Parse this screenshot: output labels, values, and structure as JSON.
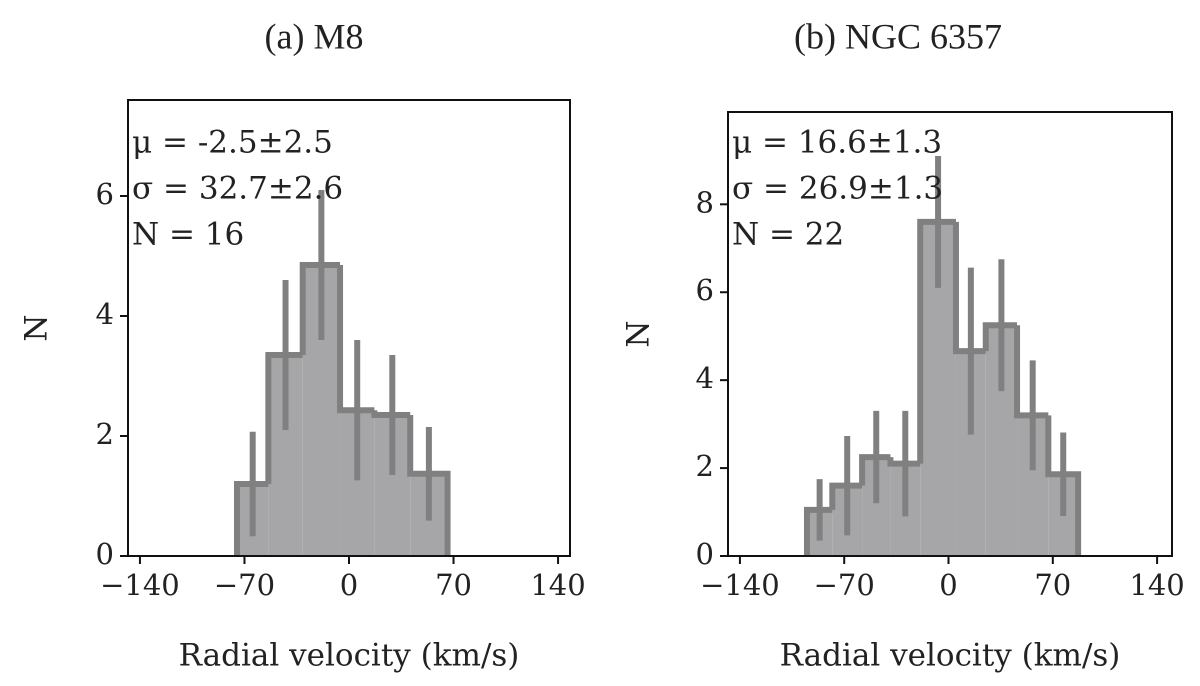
{
  "chart_data": [
    {
      "type": "histogram",
      "title": "(a) M8",
      "xlabel": "Radial velocity (km/s)",
      "ylabel": "N",
      "annotations": [
        "μ = -2.5±2.5",
        "σ = 32.7±2.6",
        "N = 16"
      ],
      "bins": [
        -75,
        -54,
        -31,
        -6,
        17,
        41,
        66
      ],
      "values": [
        1.2,
        3.35,
        4.85,
        2.43,
        2.35,
        1.37
      ],
      "errors": [
        0.87,
        1.25,
        1.25,
        1.17,
        1.0,
        0.78
      ],
      "color": "#a6a6a8",
      "edge_color": "#808080",
      "xlim": [
        -148,
        148
      ],
      "ylim": [
        0,
        7.6
      ],
      "xticks": [
        {
          "value": -140,
          "label": "−140"
        },
        {
          "value": -70,
          "label": "−70"
        },
        0,
        70,
        140
      ],
      "yticks": [
        0,
        2,
        4,
        6
      ]
    },
    {
      "type": "histogram",
      "title": "(b) NGC 6357",
      "xlabel": "Radial velocity (km/s)",
      "ylabel": "N",
      "annotations": [
        "μ = 16.6±1.3",
        "σ = 26.9±1.3",
        "N = 22"
      ],
      "bins": [
        -95,
        -78,
        -58,
        -39,
        -19,
        5,
        25,
        46,
        67,
        87
      ],
      "values": [
        1.05,
        1.6,
        2.25,
        2.1,
        7.6,
        4.66,
        5.25,
        3.2,
        1.86
      ],
      "errors": [
        0.7,
        1.13,
        1.05,
        1.2,
        1.5,
        1.9,
        1.5,
        1.25,
        0.95
      ],
      "color": "#a6a6a8",
      "edge_color": "#808080",
      "xlim": [
        -148,
        150
      ],
      "ylim": [
        0,
        10.1
      ],
      "xticks": [
        {
          "value": -140,
          "label": "−140"
        },
        {
          "value": -70,
          "label": "−70"
        },
        0,
        70,
        140
      ],
      "yticks": [
        0,
        2,
        4,
        6,
        8
      ]
    }
  ]
}
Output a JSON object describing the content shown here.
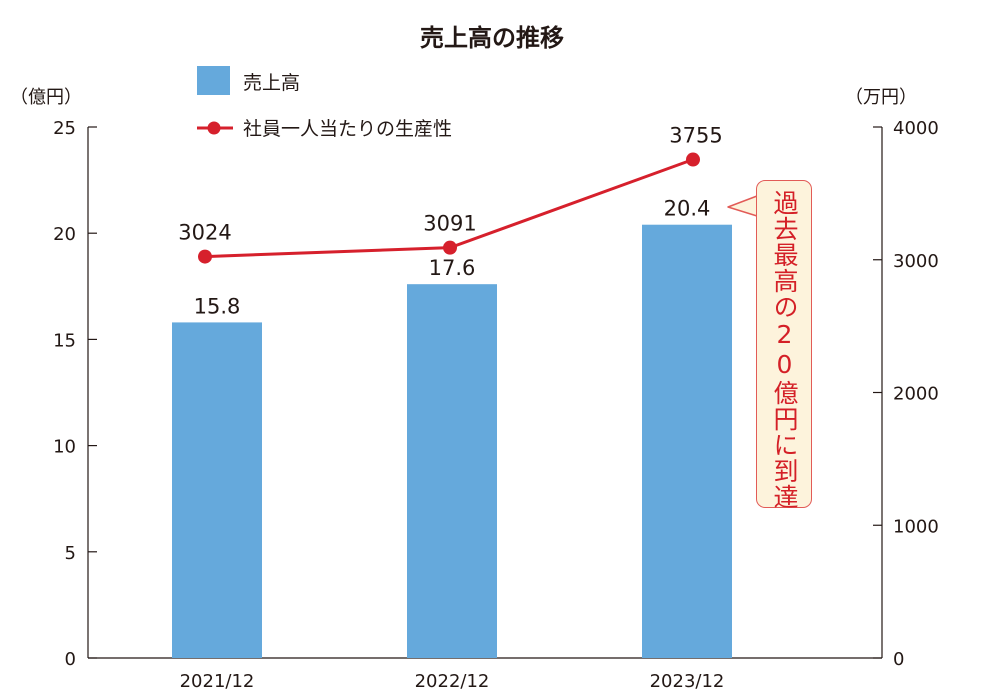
{
  "chart_data": {
    "type": "bar+line",
    "title": "売上高の推移",
    "categories": [
      "2021/12",
      "2022/12",
      "2023/12"
    ],
    "series": [
      {
        "name": "売上高",
        "type": "bar",
        "axis": "left",
        "color": "#65a9dc",
        "values": [
          15.8,
          17.6,
          20.4
        ],
        "labels": [
          "15.8",
          "17.6",
          "20.4"
        ]
      },
      {
        "name": "社員一人当たりの生産性",
        "type": "line",
        "axis": "right",
        "color": "#d6202c",
        "values": [
          3024,
          3091,
          3755
        ],
        "labels": [
          "3024",
          "3091",
          "3755"
        ]
      }
    ],
    "left_axis": {
      "unit": "（億円）",
      "ylim": [
        0,
        25
      ],
      "ticks": [
        0,
        5,
        10,
        15,
        20,
        25
      ]
    },
    "right_axis": {
      "unit": "（万円）",
      "ylim": [
        0,
        4000
      ],
      "ticks": [
        0,
        1000,
        2000,
        3000,
        4000
      ]
    },
    "legend_position": "top-left",
    "annotation": "過去最高の20億円に到達",
    "grid": false
  }
}
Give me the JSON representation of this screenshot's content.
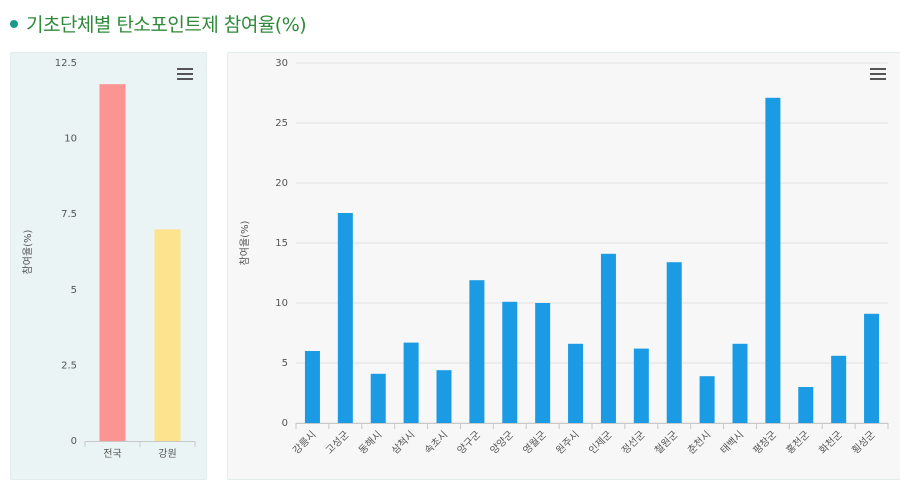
{
  "page": {
    "title": "기초단체별 탄소포인트제 참여율(%)"
  },
  "colors": {
    "title": "#2f8a3a",
    "dot": "#1a9a8a",
    "bar_blue": "#1a9be3",
    "bar_red": "#fb9492",
    "bar_yellow": "#fee38e"
  },
  "chart_data": [
    {
      "type": "bar",
      "ylabel": "참여율(%)",
      "ylim": [
        0,
        12.5
      ],
      "yticks": [
        "0",
        "2.5",
        "5",
        "7.5",
        "10",
        "12.5"
      ],
      "categories": [
        "전국",
        "강원"
      ],
      "values": [
        11.8,
        7.0
      ],
      "bar_colors": [
        "#fb9492",
        "#fee38e"
      ],
      "grid": false
    },
    {
      "type": "bar",
      "ylabel": "참여율(%)",
      "ylim": [
        0,
        30
      ],
      "yticks": [
        "0",
        "5",
        "10",
        "15",
        "20",
        "25",
        "30"
      ],
      "categories": [
        "강릉시",
        "고성군",
        "동해시",
        "삼척시",
        "속초시",
        "양구군",
        "양양군",
        "영월군",
        "원주시",
        "인제군",
        "정선군",
        "철원군",
        "춘천시",
        "태백시",
        "평창군",
        "홍천군",
        "화천군",
        "횡성군"
      ],
      "values": [
        6.0,
        17.5,
        4.1,
        6.7,
        4.4,
        11.9,
        10.1,
        10.0,
        6.6,
        14.1,
        6.2,
        13.4,
        3.9,
        6.6,
        27.1,
        3.0,
        5.6,
        9.1
      ],
      "bar_color": "#1a9be3",
      "grid": true
    }
  ]
}
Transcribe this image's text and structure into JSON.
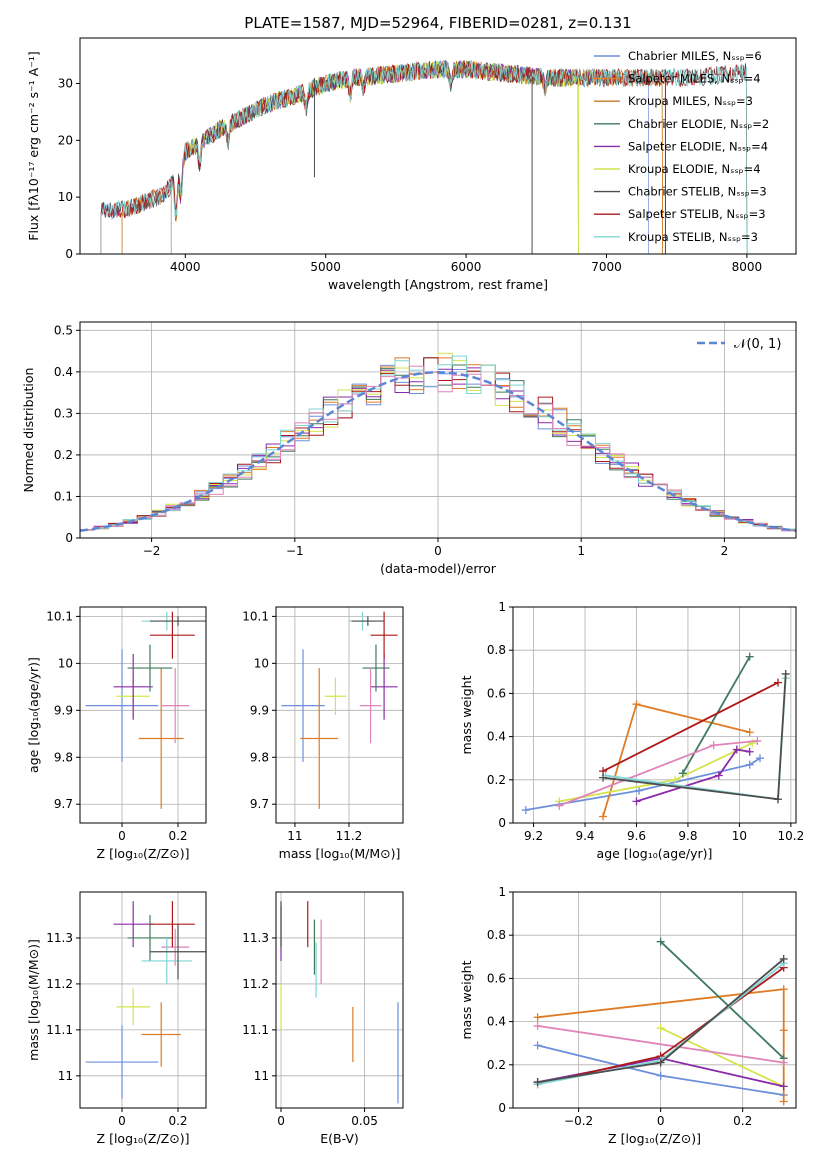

:::

> Written task: Drop the images and repeat the data exactly.

> Task output:
Parse this screenshot: output labels, values, and structure as JSON.
{
  "chart_data": [
    {
      "type": "histogram",
      "title": "(a) M8",
      "xlabel": "Radial velocity (km/s)",
      "ylabel": "N",
      "annotations": [
        "μ = -2.5±2.5",
        "σ = 32.7±2.6",
        "N = 16"
      ],
      "bins": [
        -75,
        -54,
        -31,
        -6,
        17,
        41,
        66
      ],
      "values": [
        1.2,
        3.35,
        4.85,
        2.43,
        2.35,
        1.37
      ],
      "errors": [
        0.87,
        1.25,
        1.25,
        1.17,
        1.0,
        0.78
      ],
      "color": "#a6a6a8",
      "edge_color": "#808080",
      "xlim": [
        -148,
        148
      ],
      "ylim": [
        0,
        7.6
      ],
      "xticks": [
        {
          "value": -140,
          "label": "−140"
        },
        {
          "value": -70,
          "label": "−70"
        },
        0,
        70,
        140
      ],
      "yticks": [
        0,
        2,
        4,
        6
      ]
    },
    {
      "type": "histogram",
      "title": "(b) NGC 6357",
      "xlabel": "Radial velocity (km/s)",
      "ylabel": "N",
      "annotations": [
        "μ = 16.6±1.3",
        "σ = 26.9±1.3",
        "N = 22"
      ],
      "bins": [
        -95,
        -78,
        -58,
        -39,
        -19,
        5,
        25,
        46,
        67,
        87
      ],
      "values": [
        1.05,
        1.6,
        2.25,
        2.1,
        7.6,
        4.66,
        5.25,
        3.2,
        1.86
      ],
      "errors": [
        0.7,
        1.13,
        1.05,
        1.2,
        1.5,
        1.9,
        1.5,
        1.25,
        0.95
      ],
      "color": "#a6a6a8",
      "edge_color": "#808080",
      "xlim": [
        -148,
        150
      ],
      "ylim": [
        0,
        10.1
      ],
      "xticks": [
        {
          "value": -140,
          "label": "−140"
        },
        {
          "value": -70,
          "label": "−70"
        },
        0,
        70,
        140
      ],
      "yticks": [
        0,
        2,
        4,
        6,
        8
      ]
    }
  ]
}
Output a JSON object describing the content shown here.
{
  "chart_data": {
    "type": "bar+line",
    "title": "売上高の推移",
    "categories": [
      "2021/12",
      "2022/12",
      "2023/12"
    ],
    "series": [
      {
        "name": "売上高",
        "type": "bar",
        "axis": "left",
        "color": "#65a9dc",
        "values": [
          15.8,
          17.6,
          20.4
        ],
        "labels": [
          "15.8",
          "17.6",
          "20.4"
        ]
      },
      {
        "name": "社員一人当たりの生産性",
        "type": "line",
        "axis": "right",
        "color": "#d6202c",
        "values": [
          3024,
          3091,
          3755
        ],
        "labels": [
          "3024",
          "3091",
          "3755"
        ]
      }
    ],
    "left_axis": {
      "unit": "（億円）",
      "ylim": [
        0,
        25
      ],
      "ticks": [
        0,
        5,
        10,
        15,
        20,
        25
      ]
    },
    "right_axis": {
      "unit": "（万円）",
      "ylim": [
        0,
        4000
      ],
      "ticks": [
        0,
        1000,
        2000,
        3000,
        4000
      ]
    },
    "legend_position": "top-left",
    "annotation": "過去最高の20億円に到達",
    "grid": false
  }
}
Give me the JSON representation of this screenshot's content.
{
  "page": {
    "title": "기초단체별 탄소포인트제 참여율(%)"
  },
  "colors": {
    "title": "#2f8a3a",
    "dot": "#1a9a8a",
    "bar_blue": "#1a9be3",
    "bar_red": "#fb9492",
    "bar_yellow": "#fee38e"
  },
  "chart_data": [
    {
      "type": "bar",
      "ylabel": "참여율(%)",
      "ylim": [
        0,
        12.5
      ],
      "yticks": [
        "0",
        "2.5",
        "5",
        "7.5",
        "10",
        "12.5"
      ],
      "categories": [
        "전국",
        "강원"
      ],
      "values": [
        11.8,
        7.0
      ],
      "bar_colors": [
        "#fb9492",
        "#fee38e"
      ],
      "grid": false
    },
    {
      "type": "bar",
      "ylabel": "참여율(%)",
      "ylim": [
        0,
        30
      ],
      "yticks": [
        "0",
        "5",
        "10",
        "15",
        "20",
        "25",
        "30"
      ],
      "categories": [
        "강릉시",
        "고성군",
        "동해시",
        "삼척시",
        "속초시",
        "양구군",
        "양양군",
        "영월군",
        "원주시",
        "인제군",
        "정선군",
        "철원군",
        "춘천시",
        "태백시",
        "평창군",
        "홍천군",
        "화천군",
        "횡성군"
      ],
      "values": [
        6.0,
        17.5,
        4.1,
        6.7,
        4.4,
        11.9,
        10.1,
        10.0,
        6.6,
        14.1,
        6.2,
        13.4,
        3.9,
        6.6,
        27.1,
        3.0,
        5.6,
        9.1
      ],
      "bar_color": "#1a9be3",
      "grid": true
    }
  ]
}
Transcribe this image's text and structure into JSON.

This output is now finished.